[start of GIVEN INFORMATION]

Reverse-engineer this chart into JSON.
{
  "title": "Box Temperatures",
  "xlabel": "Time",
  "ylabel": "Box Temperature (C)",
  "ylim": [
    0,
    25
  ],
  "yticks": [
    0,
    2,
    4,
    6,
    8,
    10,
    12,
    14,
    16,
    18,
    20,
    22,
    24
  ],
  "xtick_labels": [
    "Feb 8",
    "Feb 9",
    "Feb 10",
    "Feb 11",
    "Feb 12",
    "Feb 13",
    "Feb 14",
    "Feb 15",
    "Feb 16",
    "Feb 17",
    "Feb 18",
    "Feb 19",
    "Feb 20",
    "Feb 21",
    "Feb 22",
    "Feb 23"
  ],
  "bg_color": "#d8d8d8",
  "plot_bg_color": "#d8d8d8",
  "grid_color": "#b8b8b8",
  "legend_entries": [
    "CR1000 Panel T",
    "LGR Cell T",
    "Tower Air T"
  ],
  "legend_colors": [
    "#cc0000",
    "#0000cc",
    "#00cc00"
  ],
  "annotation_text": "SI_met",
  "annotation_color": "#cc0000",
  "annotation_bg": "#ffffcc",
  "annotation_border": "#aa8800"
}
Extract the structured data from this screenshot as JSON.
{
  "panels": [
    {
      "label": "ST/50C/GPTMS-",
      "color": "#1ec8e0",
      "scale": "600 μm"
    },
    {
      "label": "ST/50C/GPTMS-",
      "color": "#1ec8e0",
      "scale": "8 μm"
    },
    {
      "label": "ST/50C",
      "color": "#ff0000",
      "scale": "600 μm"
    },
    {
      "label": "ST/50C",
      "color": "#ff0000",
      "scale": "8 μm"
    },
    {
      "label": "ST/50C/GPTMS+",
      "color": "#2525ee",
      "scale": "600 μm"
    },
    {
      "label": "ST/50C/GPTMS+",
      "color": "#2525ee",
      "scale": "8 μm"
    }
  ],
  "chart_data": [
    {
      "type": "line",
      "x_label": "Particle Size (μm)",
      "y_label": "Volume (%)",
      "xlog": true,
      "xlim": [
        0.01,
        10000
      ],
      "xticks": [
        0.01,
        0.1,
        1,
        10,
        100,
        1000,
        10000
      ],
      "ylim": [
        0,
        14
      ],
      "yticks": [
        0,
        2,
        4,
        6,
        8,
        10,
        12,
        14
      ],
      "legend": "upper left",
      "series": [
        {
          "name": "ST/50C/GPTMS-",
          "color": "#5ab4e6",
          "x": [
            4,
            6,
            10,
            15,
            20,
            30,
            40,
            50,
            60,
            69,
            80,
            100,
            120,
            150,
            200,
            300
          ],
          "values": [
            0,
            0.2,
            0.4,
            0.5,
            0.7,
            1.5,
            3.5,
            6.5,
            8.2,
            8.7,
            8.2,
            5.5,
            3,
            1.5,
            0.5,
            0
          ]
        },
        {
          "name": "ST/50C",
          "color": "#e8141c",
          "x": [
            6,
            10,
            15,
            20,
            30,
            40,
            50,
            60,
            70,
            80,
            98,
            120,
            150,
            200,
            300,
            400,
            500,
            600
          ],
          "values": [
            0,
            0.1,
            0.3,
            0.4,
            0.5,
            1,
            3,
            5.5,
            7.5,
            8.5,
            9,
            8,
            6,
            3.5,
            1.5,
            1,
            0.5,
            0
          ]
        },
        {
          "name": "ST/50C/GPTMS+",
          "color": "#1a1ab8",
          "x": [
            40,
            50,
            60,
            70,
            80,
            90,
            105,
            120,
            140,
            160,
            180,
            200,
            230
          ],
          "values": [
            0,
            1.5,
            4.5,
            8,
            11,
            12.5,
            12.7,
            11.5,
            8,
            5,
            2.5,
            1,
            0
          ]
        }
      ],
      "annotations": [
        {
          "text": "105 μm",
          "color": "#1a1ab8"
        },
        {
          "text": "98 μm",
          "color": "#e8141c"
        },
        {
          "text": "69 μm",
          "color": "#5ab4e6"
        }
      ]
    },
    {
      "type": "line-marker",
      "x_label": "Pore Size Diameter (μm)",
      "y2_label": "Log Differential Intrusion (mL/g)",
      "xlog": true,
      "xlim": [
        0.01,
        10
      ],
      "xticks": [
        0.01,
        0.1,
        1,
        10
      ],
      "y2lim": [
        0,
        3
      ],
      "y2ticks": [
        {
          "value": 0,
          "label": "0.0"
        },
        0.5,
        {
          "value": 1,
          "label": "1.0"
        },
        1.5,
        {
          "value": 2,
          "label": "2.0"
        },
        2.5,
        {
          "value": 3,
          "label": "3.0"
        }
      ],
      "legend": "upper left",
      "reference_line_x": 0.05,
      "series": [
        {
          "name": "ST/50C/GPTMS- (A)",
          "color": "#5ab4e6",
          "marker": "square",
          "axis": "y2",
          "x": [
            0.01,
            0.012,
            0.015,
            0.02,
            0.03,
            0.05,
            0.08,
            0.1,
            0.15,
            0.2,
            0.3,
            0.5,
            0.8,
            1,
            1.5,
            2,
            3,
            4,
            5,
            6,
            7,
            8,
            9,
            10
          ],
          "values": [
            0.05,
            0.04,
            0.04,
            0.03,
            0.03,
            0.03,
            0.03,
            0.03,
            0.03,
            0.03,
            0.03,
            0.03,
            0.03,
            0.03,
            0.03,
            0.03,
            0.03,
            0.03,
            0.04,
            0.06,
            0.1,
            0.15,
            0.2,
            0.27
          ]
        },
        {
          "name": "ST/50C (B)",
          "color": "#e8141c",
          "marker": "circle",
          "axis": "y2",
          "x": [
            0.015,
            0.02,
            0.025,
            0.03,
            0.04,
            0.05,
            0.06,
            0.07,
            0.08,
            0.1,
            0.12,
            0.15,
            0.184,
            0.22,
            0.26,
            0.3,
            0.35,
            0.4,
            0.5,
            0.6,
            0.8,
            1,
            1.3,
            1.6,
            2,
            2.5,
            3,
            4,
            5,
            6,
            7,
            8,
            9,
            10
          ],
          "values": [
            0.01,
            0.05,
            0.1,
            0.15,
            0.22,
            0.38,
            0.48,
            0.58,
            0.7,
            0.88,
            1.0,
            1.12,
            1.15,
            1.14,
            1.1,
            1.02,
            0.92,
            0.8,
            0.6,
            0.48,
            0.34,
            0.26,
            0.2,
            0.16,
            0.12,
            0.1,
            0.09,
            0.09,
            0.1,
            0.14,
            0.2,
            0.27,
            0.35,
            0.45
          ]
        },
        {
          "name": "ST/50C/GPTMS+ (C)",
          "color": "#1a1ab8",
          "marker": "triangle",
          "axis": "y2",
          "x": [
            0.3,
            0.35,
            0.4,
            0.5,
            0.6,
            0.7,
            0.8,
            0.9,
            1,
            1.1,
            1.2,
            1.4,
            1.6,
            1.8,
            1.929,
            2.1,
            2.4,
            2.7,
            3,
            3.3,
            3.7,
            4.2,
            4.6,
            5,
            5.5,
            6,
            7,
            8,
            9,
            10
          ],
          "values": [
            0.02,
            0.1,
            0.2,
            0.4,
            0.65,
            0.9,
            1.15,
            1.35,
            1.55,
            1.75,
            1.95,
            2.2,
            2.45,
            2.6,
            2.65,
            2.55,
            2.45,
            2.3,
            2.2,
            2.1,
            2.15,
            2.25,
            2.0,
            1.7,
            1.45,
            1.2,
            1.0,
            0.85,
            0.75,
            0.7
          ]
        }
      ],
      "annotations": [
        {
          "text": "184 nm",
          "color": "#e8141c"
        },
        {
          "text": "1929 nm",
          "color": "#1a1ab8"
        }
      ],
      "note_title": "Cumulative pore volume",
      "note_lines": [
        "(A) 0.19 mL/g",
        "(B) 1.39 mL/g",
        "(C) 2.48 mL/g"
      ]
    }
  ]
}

[end of GIVEN INFORMATION]

:: DIRECTIONS FOR THIS TASK ::
Transcribe the records above exactly as they appear.

:: RESULT FOR THIS EXERCISE ::
Reverse-engineer this chart into JSON.
{
  "title": "Box Temperatures",
  "xlabel": "Time",
  "ylabel": "Box Temperature (C)",
  "ylim": [
    0,
    25
  ],
  "yticks": [
    0,
    2,
    4,
    6,
    8,
    10,
    12,
    14,
    16,
    18,
    20,
    22,
    24
  ],
  "xtick_labels": [
    "Feb 8",
    "Feb 9",
    "Feb 10",
    "Feb 11",
    "Feb 12",
    "Feb 13",
    "Feb 14",
    "Feb 15",
    "Feb 16",
    "Feb 17",
    "Feb 18",
    "Feb 19",
    "Feb 20",
    "Feb 21",
    "Feb 22",
    "Feb 23"
  ],
  "bg_color": "#d8d8d8",
  "plot_bg_color": "#d8d8d8",
  "grid_color": "#b8b8b8",
  "legend_entries": [
    "CR1000 Panel T",
    "LGR Cell T",
    "Tower Air T"
  ],
  "legend_colors": [
    "#cc0000",
    "#0000cc",
    "#00cc00"
  ],
  "annotation_text": "SI_met",
  "annotation_color": "#cc0000",
  "annotation_bg": "#ffffcc",
  "annotation_border": "#aa8800"
}
Extract the structured data from this screenshot as JSON.
{
  "panels": [
    {
      "label": "ST/50C/GPTMS-",
      "color": "#1ec8e0",
      "scale": "600 μm"
    },
    {
      "label": "ST/50C/GPTMS-",
      "color": "#1ec8e0",
      "scale": "8 μm"
    },
    {
      "label": "ST/50C",
      "color": "#ff0000",
      "scale": "600 μm"
    },
    {
      "label": "ST/50C",
      "color": "#ff0000",
      "scale": "8 μm"
    },
    {
      "label": "ST/50C/GPTMS+",
      "color": "#2525ee",
      "scale": "600 μm"
    },
    {
      "label": "ST/50C/GPTMS+",
      "color": "#2525ee",
      "scale": "8 μm"
    }
  ],
  "chart_data": [
    {
      "type": "line",
      "x_label": "Particle Size (μm)",
      "y_label": "Volume (%)",
      "xlog": true,
      "xlim": [
        0.01,
        10000
      ],
      "xticks": [
        0.01,
        0.1,
        1,
        10,
        100,
        1000,
        10000
      ],
      "ylim": [
        0,
        14
      ],
      "yticks": [
        0,
        2,
        4,
        6,
        8,
        10,
        12,
        14
      ],
      "legend": "upper left",
      "series": [
        {
          "name": "ST/50C/GPTMS-",
          "color": "#5ab4e6",
          "x": [
            4,
            6,
            10,
            15,
            20,
            30,
            40,
            50,
            60,
            69,
            80,
            100,
            120,
            150,
            200,
            300
          ],
          "values": [
            0,
            0.2,
            0.4,
            0.5,
            0.7,
            1.5,
            3.5,
            6.5,
            8.2,
            8.7,
            8.2,
            5.5,
            3,
            1.5,
            0.5,
            0
          ]
        },
        {
          "name": "ST/50C",
          "color": "#e8141c",
          "x": [
            6,
            10,
            15,
            20,
            30,
            40,
            50,
            60,
            70,
            80,
            98,
            120,
            150,
            200,
            300,
            400,
            500,
            600
          ],
          "values": [
            0,
            0.1,
            0.3,
            0.4,
            0.5,
            1,
            3,
            5.5,
            7.5,
            8.5,
            9,
            8,
            6,
            3.5,
            1.5,
            1,
            0.5,
            0
          ]
        },
        {
          "name": "ST/50C/GPTMS+",
          "color": "#1a1ab8",
          "x": [
            40,
            50,
            60,
            70,
            80,
            90,
            105,
            120,
            140,
            160,
            180,
            200,
            230
          ],
          "values": [
            0,
            1.5,
            4.5,
            8,
            11,
            12.5,
            12.7,
            11.5,
            8,
            5,
            2.5,
            1,
            0
          ]
        }
      ],
      "annotations": [
        {
          "text": "105 μm",
          "color": "#1a1ab8"
        },
        {
          "text": "98 μm",
          "color": "#e8141c"
        },
        {
          "text": "69 μm",
          "color": "#5ab4e6"
        }
      ]
    },
    {
      "type": "line-marker",
      "x_label": "Pore Size Diameter (μm)",
      "y2_label": "Log Differential Intrusion (mL/g)",
      "xlog": true,
      "xlim": [
        0.01,
        10
      ],
      "xticks": [
        0.01,
        0.1,
        1,
        10
      ],
      "y2lim": [
        0,
        3
      ],
      "y2ticks": [
        {
          "value": 0,
          "label": "0.0"
        },
        0.5,
        {
          "value": 1,
          "label": "1.0"
        },
        1.5,
        {
          "value": 2,
          "label": "2.0"
        },
        2.5,
        {
          "value": 3,
          "label": "3.0"
        }
      ],
      "legend": "upper left",
      "reference_line_x": 0.05,
      "series": [
        {
          "name": "ST/50C/GPTMS- (A)",
          "color": "#5ab4e6",
          "marker": "square",
          "axis": "y2",
          "x": [
            0.01,
            0.012,
            0.015,
            0.02,
            0.03,
            0.05,
            0.08,
            0.1,
            0.15,
            0.2,
            0.3,
            0.5,
            0.8,
            1,
            1.5,
            2,
            3,
            4,
            5,
            6,
            7,
            8,
            9,
            10
          ],
          "values": [
            0.05,
            0.04,
            0.04,
            0.03,
            0.03,
            0.03,
            0.03,
            0.03,
            0.03,
            0.03,
            0.03,
            0.03,
            0.03,
            0.03,
            0.03,
            0.03,
            0.03,
            0.03,
            0.04,
            0.06,
            0.1,
            0.15,
            0.2,
            0.27
          ]
        },
        {
          "name": "ST/50C (B)",
          "color": "#e8141c",
          "marker": "circle",
          "axis": "y2",
          "x": [
            0.015,
            0.02,
            0.025,
            0.03,
            0.04,
            0.05,
            0.06,
            0.07,
            0.08,
            0.1,
            0.12,
            0.15,
            0.184,
            0.22,
            0.26,
            0.3,
            0.35,
            0.4,
            0.5,
            0.6,
            0.8,
            1,
            1.3,
            1.6,
            2,
            2.5,
            3,
            4,
            5,
            6,
            7,
            8,
            9,
            10
          ],
          "values": [
            0.01,
            0.05,
            0.1,
            0.15,
            0.22,
            0.38,
            0.48,
            0.58,
            0.7,
            0.88,
            1.0,
            1.12,
            1.15,
            1.14,
            1.1,
            1.02,
            0.92,
            0.8,
            0.6,
            0.48,
            0.34,
            0.26,
            0.2,
            0.16,
            0.12,
            0.1,
            0.09,
            0.09,
            0.1,
            0.14,
            0.2,
            0.27,
            0.35,
            0.45
          ]
        },
        {
          "name": "ST/50C/GPTMS+ (C)",
          "color": "#1a1ab8",
          "marker": "triangle",
          "axis": "y2",
          "x": [
            0.3,
            0.35,
            0.4,
            0.5,
            0.6,
            0.7,
            0.8,
            0.9,
            1,
            1.1,
            1.2,
            1.4,
            1.6,
            1.8,
            1.929,
            2.1,
            2.4,
            2.7,
            3,
            3.3,
            3.7,
            4.2,
            4.6,
            5,
            5.5,
            6,
            7,
            8,
            9,
            10
          ],
          "values": [
            0.02,
            0.1,
            0.2,
            0.4,
            0.65,
            0.9,
            1.15,
            1.35,
            1.55,
            1.75,
            1.95,
            2.2,
            2.45,
            2.6,
            2.65,
            2.55,
            2.45,
            2.3,
            2.2,
            2.1,
            2.15,
            2.25,
            2.0,
            1.7,
            1.45,
            1.2,
            1.0,
            0.85,
            0.75,
            0.7
          ]
        }
      ],
      "annotations": [
        {
          "text": "184 nm",
          "color": "#e8141c"
        },
        {
          "text": "1929 nm",
          "color": "#1a1ab8"
        }
      ],
      "note_title": "Cumulative pore volume",
      "note_lines": [
        "(A) 0.19 mL/g",
        "(B) 1.39 mL/g",
        "(C) 2.48 mL/g"
      ]
    }
  ]
}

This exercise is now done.